Instead of using the most probable decoding according to the seq2seq model, this project takes advantage of the unique structure of the problem to impose the prior that all tokens in a decoded sequence should either exist in the input sequence or belong to a set of "corrective" tokens. The "corrective" token set is constructed during training and contains all tokens seen in the target, but not the source, for at least one sample in the training set. The intuition here is that the errors seen during training involve the misuse of a relatively small vocabulary of common words (e.g. "the", "an", "their") and that the model should only be allowed to perform corrections in this domain.

This prior is carried out through a modification to the seq2seq model's decoding loop in addition to a post-processing step that resolves out-of-vocabulary (OOV) tokens:

Biased Decoding

To restrict the decoding such that it only ever chooses tokens from the input sequence or corrective token set, this project applies a binary mask to the model's logits prior to extracting the prediction to be fed into the next time step. This mask is constructed such that mask[i] == 1.0 if (i in input or corrective_tokens) else 0.0. Since this mask is applited to the result of a softmax transormation (which guarantees all outputs are non-negative), we can be sure that only input or corrective tokens are ever selected.

Note that this logic is not used during training, as this would only serve to eliminate potentially useful signal from the model.

Handling OOV Tokens

Since the decoding bias described above is applied within the truncated vocabulary used by the model, we will still see the unknown token in its output for any OOV tokens. The more generic problem of resolving these OOV tokens is non-trivial (e.g. see Addressing the Rare Word Problem in NMT), but in this project we can again take advantage of its unique structure to create a fairly straightforward OOV token resolution scheme. That is, if we assume the sequence of OOV tokens in the input is equal to the sequence of OOV tokens in the output sequence, then we can trivially assign the appropriate token to each "unknown" token encountered int he decoding. Empirically, and intuitively, this appears to be an appropriate assumption, as the relatively simple class of errors these models are being trained to address should never include mistakes that warrant the insertion or removal of a rare token.

__________________________________________________

• _Description of the task_: In the text on seq2seq decoding, which tokens make up the "corrective" token set?

__________________________________________________

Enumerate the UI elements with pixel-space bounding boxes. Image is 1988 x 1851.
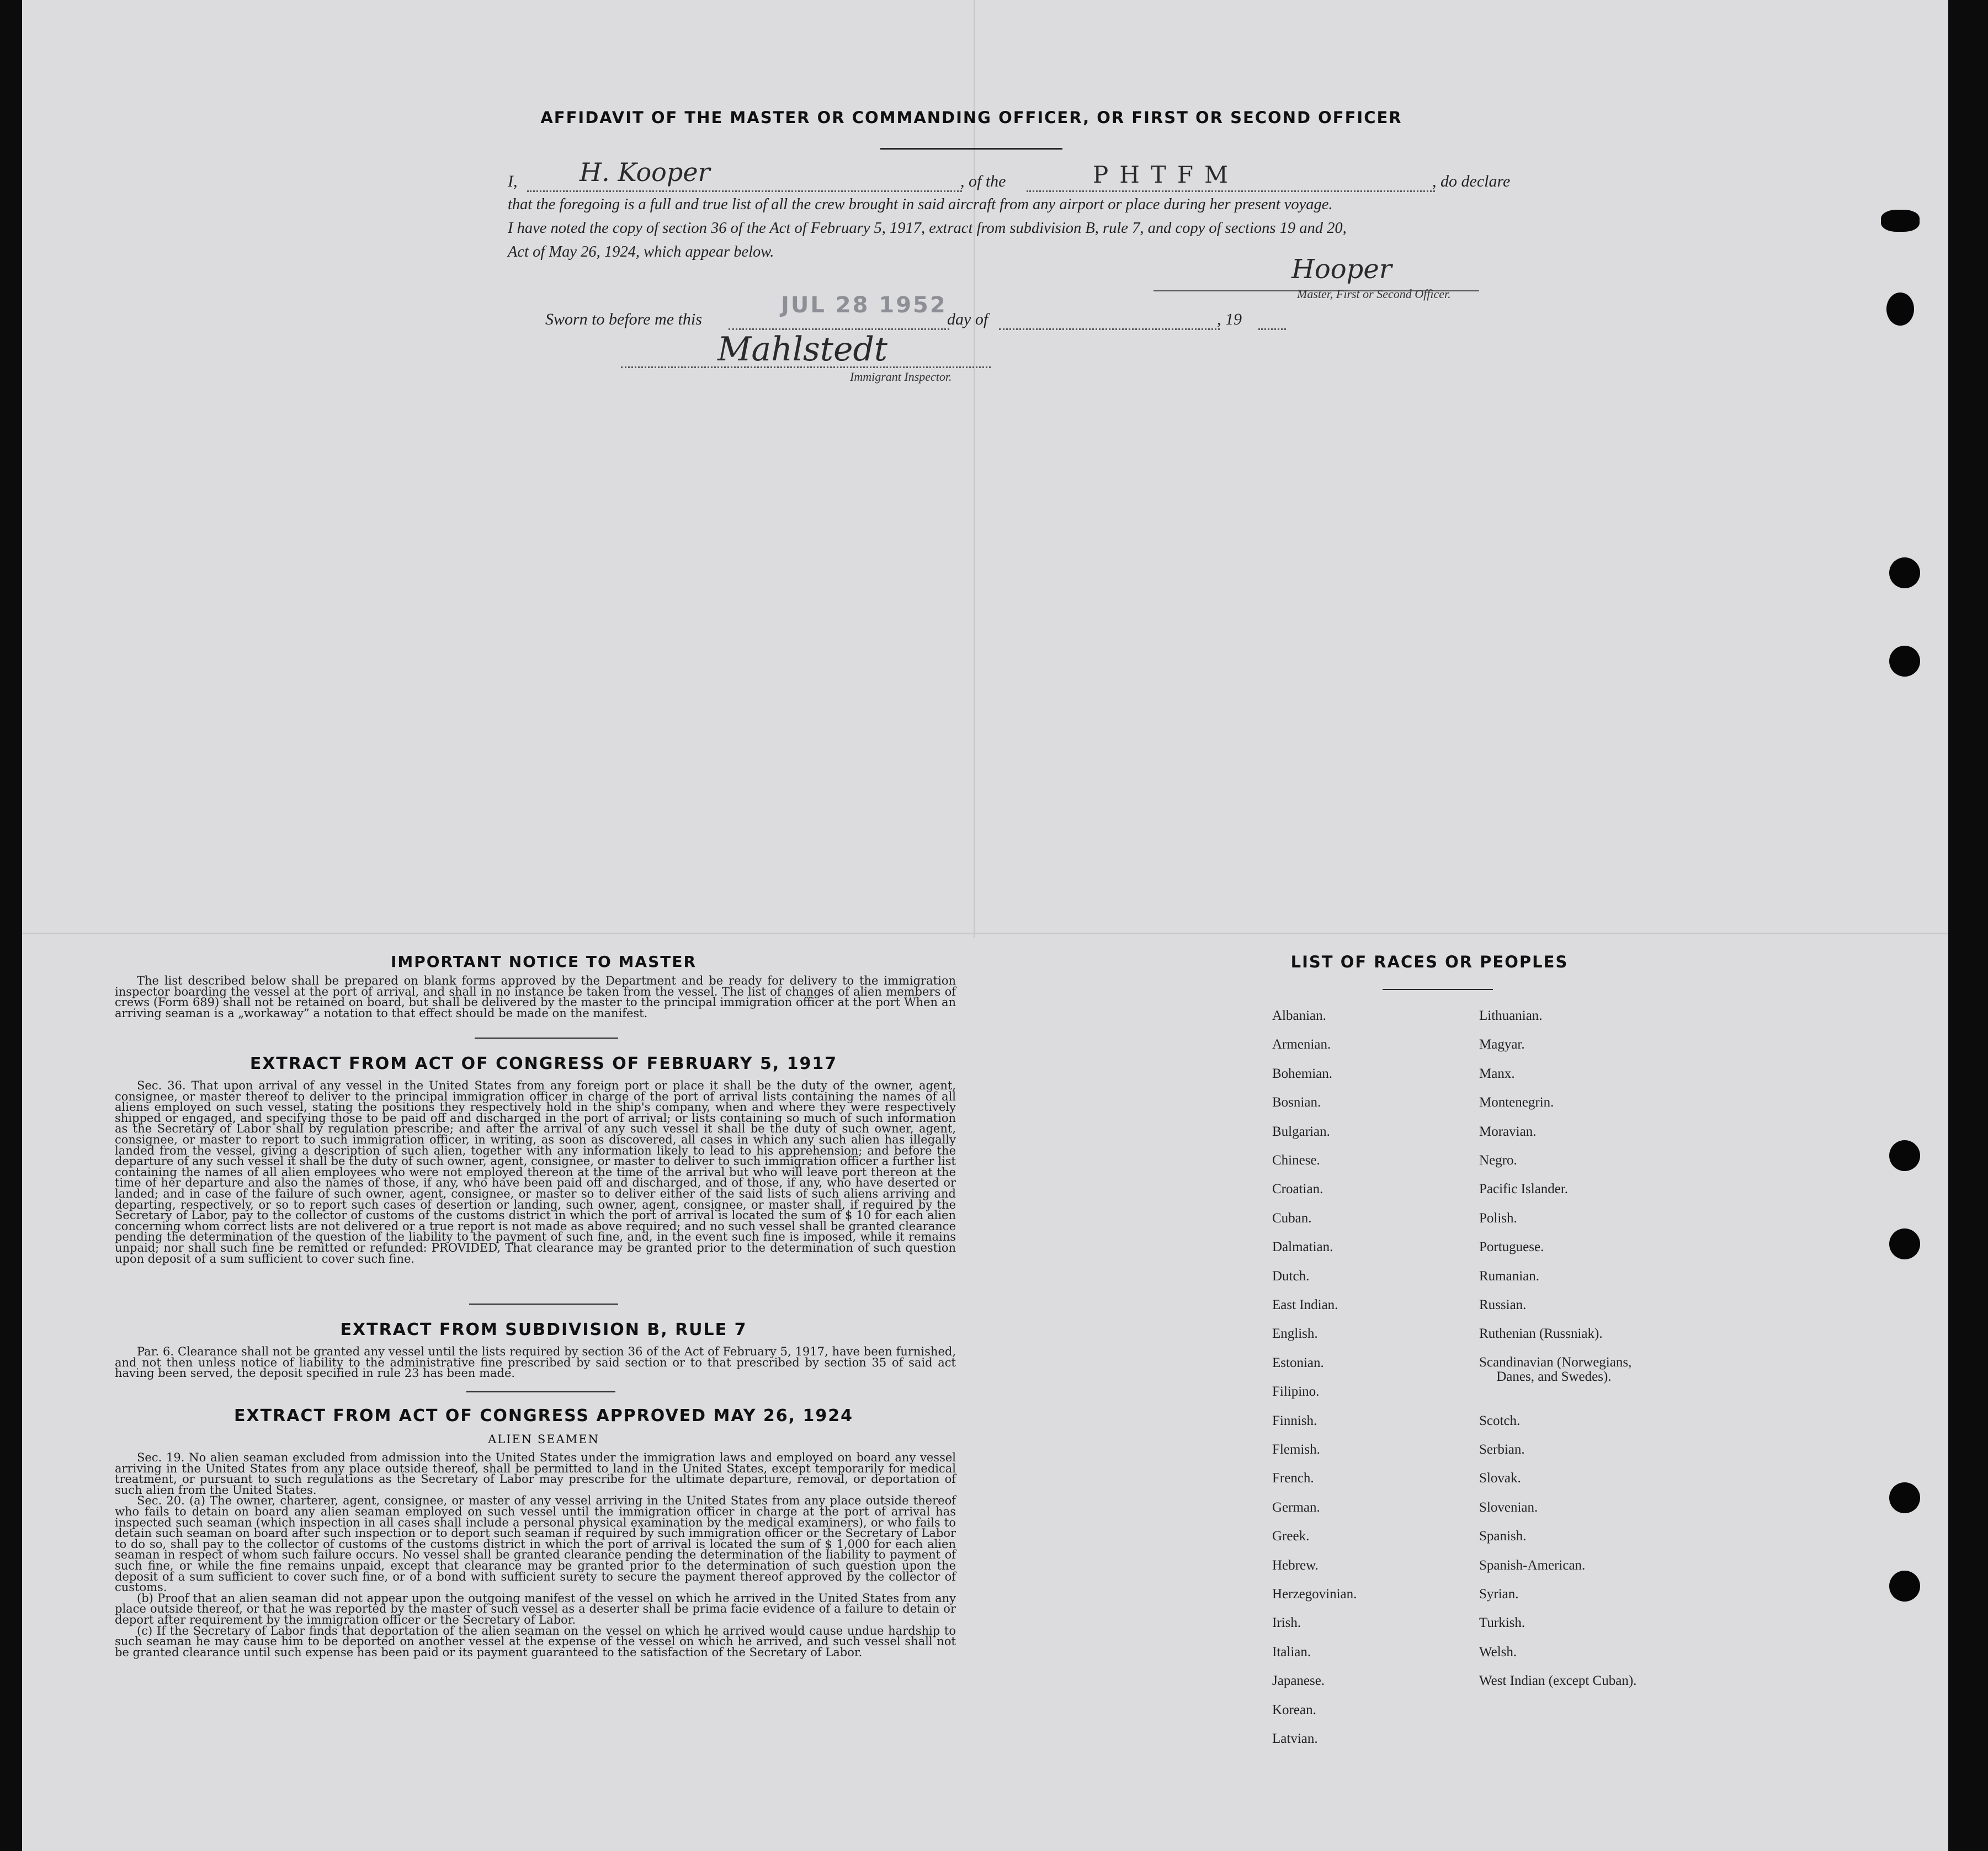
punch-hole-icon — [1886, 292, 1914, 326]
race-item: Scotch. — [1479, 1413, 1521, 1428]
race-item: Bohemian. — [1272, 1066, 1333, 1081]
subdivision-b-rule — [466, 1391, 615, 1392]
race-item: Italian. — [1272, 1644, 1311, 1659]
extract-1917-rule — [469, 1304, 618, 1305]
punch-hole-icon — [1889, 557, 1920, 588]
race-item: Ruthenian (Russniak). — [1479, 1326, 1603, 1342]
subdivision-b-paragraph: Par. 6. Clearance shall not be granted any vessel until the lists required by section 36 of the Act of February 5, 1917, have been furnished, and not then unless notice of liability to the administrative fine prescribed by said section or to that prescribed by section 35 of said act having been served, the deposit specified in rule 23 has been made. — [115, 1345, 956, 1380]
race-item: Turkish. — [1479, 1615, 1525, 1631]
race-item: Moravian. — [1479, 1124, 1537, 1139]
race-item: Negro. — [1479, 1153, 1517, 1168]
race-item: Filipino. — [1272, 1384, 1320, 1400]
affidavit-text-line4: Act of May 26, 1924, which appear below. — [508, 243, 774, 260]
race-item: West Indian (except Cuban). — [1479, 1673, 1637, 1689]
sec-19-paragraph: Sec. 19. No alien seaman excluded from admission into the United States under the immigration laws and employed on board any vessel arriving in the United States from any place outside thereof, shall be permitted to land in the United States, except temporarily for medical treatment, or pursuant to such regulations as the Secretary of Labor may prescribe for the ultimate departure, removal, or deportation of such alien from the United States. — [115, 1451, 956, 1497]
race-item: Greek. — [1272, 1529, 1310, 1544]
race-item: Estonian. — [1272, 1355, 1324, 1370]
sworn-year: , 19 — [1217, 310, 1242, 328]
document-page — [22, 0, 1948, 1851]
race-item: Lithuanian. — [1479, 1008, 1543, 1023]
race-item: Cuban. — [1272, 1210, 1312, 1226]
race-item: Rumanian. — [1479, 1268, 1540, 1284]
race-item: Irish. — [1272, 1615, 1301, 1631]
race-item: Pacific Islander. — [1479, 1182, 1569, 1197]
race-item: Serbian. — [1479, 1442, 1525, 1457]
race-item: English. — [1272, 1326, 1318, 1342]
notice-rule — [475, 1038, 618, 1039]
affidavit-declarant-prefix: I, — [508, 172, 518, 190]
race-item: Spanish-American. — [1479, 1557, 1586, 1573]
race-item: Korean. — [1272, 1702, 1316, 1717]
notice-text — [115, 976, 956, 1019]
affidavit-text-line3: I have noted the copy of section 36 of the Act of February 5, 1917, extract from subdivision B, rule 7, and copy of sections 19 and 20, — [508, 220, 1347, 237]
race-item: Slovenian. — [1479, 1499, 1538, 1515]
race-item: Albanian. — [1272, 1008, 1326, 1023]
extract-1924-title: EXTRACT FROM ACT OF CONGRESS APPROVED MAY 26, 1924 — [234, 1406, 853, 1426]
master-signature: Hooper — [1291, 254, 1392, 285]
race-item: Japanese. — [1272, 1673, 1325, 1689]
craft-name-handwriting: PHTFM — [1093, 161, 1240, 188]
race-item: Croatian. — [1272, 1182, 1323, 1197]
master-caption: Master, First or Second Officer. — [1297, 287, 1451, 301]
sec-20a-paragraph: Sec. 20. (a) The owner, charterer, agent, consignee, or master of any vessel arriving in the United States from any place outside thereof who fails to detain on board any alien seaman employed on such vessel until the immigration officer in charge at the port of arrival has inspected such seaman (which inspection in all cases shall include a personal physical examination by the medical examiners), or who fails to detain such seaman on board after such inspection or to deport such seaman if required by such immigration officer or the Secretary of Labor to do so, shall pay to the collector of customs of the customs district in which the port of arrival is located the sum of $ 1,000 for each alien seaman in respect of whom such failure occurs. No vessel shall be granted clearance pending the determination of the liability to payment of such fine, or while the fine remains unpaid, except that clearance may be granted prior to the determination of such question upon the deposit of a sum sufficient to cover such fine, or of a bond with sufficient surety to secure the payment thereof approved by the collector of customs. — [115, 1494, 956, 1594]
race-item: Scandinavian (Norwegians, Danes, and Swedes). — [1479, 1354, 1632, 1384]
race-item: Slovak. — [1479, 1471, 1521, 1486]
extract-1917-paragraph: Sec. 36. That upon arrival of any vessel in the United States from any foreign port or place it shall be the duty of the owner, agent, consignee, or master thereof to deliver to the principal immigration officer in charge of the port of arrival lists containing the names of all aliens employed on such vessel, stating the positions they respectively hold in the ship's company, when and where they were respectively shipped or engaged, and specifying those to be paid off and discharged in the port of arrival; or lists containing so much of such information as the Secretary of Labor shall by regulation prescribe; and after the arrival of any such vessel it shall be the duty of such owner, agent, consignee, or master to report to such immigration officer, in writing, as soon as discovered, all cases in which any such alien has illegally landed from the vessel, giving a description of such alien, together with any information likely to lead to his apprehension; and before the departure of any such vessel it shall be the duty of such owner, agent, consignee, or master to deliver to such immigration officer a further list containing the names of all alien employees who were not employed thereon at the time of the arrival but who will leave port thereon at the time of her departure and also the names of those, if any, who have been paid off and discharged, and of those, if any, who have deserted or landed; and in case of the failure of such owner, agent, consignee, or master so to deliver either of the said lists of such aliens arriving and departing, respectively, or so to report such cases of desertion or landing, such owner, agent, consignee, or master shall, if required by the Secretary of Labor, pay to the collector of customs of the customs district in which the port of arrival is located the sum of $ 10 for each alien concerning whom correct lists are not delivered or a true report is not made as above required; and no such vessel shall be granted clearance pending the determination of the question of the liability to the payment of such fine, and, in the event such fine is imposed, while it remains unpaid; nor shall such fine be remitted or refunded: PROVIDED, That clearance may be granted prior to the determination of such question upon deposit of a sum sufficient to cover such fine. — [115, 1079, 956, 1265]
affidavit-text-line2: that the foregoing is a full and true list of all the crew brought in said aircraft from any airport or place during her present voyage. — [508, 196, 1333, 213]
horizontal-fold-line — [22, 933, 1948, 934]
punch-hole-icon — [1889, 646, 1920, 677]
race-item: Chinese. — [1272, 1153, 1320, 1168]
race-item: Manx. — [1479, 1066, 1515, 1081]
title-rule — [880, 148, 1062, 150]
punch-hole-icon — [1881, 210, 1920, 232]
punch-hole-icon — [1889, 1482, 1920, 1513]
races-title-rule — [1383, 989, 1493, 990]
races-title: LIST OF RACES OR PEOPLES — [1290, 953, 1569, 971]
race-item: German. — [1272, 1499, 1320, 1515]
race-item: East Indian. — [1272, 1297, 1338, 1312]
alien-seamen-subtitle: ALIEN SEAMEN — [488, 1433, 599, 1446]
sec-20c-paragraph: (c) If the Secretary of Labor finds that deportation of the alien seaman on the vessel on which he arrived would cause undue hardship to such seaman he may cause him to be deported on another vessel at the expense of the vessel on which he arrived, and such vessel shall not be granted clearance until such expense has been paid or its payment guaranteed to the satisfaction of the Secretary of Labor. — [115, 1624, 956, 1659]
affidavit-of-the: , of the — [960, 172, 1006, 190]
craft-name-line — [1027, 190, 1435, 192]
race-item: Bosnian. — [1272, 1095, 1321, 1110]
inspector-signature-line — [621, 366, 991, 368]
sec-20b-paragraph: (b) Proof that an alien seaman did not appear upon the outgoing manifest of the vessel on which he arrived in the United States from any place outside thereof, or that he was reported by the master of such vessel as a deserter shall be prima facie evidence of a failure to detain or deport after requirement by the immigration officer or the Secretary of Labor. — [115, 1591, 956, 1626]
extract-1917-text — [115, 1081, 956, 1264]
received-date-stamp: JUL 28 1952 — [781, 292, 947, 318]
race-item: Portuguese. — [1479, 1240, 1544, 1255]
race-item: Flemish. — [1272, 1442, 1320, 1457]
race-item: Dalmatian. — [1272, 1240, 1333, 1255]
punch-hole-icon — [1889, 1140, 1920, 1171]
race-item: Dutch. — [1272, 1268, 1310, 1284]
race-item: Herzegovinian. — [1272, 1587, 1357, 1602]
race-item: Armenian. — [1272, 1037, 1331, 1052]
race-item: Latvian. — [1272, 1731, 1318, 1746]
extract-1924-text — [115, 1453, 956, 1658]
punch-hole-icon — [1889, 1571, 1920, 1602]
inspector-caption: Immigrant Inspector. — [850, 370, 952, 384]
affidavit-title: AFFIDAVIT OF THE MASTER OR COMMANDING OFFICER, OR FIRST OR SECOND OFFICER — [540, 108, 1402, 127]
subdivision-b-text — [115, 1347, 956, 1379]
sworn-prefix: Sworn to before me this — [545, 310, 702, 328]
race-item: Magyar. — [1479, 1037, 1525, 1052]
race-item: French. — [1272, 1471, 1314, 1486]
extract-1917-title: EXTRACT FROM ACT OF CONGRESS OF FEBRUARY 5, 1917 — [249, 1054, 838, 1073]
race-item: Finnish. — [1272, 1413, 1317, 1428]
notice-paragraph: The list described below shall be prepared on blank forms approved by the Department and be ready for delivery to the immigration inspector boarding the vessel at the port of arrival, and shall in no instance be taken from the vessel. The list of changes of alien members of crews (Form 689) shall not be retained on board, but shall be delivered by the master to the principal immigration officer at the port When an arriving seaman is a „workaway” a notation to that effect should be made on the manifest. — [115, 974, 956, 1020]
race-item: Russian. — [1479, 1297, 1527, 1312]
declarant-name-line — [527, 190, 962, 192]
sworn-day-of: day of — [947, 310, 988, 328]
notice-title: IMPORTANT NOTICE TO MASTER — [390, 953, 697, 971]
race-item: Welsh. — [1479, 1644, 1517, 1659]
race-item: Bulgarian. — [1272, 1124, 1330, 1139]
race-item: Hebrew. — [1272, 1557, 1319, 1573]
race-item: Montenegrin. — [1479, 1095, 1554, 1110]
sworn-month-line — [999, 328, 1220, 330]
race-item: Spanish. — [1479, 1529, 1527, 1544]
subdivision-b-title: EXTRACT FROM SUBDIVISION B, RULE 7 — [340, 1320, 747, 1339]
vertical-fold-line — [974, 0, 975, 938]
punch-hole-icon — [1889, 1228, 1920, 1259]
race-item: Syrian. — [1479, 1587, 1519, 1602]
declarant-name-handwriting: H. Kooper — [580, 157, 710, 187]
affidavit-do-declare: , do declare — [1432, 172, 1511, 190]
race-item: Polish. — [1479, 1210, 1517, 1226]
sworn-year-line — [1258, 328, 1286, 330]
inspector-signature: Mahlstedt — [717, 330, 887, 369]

__________________________________________________

• _Solution_: It contains every token that appears in the target but not in the source for at least one sample in the training set.